> _Excerpted text_
____
Donations dried up fast. Despite the Porters’ protestations of innocence, almost all of their old supporters fled. Some, no doubt, felt that they couldn’t trust the couple anymore. Others, perhaps, feared getting on the wrong side of Dolcefino, an aggressive reporter best known for bringing down Sylvester Turner, an African-American state representative then running for Houston mayor, with a damaging exposé—timed to run close to election day—that turned out to be anything but a model of fair and thorough reporting. A Texas Supreme Court justice later said that Dolcefino had helped decide the mayoral race by publishing a ginned-up story “knowing that it would create a false impression.”

The Porters’ legal exoneration finally came—proving, Carol says, “we were not crooks.” But by then, Kid Care was gone.
____
> _Work required_
Please copy everything in the Kid Care passage from "Donations dried up" down to "Care was gone.", with no changes.
____
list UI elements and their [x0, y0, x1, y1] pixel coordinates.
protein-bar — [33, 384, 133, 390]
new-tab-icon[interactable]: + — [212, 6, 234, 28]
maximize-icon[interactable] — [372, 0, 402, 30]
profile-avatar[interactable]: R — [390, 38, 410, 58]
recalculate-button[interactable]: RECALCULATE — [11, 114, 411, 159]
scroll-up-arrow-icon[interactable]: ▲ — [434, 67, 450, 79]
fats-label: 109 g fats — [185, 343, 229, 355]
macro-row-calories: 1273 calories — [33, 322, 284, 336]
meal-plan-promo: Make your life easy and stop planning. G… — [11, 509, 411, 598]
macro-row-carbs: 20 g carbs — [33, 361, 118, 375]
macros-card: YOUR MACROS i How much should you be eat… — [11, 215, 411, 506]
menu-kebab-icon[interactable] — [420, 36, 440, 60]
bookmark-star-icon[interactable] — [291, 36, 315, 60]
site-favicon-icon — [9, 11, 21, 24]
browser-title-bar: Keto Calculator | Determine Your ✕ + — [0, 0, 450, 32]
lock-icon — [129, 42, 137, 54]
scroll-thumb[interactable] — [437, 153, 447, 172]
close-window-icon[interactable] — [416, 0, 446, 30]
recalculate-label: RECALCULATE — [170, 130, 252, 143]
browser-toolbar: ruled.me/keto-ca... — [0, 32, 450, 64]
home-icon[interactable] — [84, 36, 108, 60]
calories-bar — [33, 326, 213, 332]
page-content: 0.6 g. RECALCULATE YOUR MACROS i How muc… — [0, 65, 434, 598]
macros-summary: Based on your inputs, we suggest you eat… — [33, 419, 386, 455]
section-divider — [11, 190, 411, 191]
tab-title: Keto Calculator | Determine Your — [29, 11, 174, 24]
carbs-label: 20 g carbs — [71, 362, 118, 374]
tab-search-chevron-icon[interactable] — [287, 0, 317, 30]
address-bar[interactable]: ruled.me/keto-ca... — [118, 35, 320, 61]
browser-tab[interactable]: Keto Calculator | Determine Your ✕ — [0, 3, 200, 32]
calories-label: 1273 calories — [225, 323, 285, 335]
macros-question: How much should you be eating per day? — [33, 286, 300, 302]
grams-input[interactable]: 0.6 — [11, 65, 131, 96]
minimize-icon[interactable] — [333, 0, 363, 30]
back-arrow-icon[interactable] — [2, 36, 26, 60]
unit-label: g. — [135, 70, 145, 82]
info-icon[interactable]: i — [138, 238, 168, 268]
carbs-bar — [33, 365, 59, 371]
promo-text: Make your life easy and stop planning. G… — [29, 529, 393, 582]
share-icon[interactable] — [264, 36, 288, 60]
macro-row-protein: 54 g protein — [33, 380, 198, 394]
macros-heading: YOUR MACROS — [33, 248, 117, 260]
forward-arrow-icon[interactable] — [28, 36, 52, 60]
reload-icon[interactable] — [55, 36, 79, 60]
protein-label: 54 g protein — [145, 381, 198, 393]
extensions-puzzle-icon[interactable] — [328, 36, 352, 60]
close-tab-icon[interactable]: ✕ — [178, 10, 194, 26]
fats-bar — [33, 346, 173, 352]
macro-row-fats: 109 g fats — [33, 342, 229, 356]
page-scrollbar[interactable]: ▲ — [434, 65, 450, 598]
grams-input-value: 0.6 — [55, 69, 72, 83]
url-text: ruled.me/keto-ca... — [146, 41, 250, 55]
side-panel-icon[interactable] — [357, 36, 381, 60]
____
> _Exercise solution_
Donations dried up fast. Despite the Porters’ protestations of innocence, almost all of their old supporters fled. Some, no doubt, felt that they couldn’t trust the couple anymore. Others, perhaps, feared getting on the wrong side of Dolcefino, an aggressive reporter best known for bringing down Sylvester Turner, an African-American state representative then running for Houston mayor, with a damaging exposé—timed to run close to election day—that turned out to be anything but a model of fair and thorough reporting. A Texas Supreme Court justice later said that Dolcefino had helped decide the mayoral race by publishing a ginned-up story “knowing that it would create a false impression.”

The Porters’ legal exoneration finally came—proving, Carol says, “we were not crooks.” But by then, Kid Care was gone.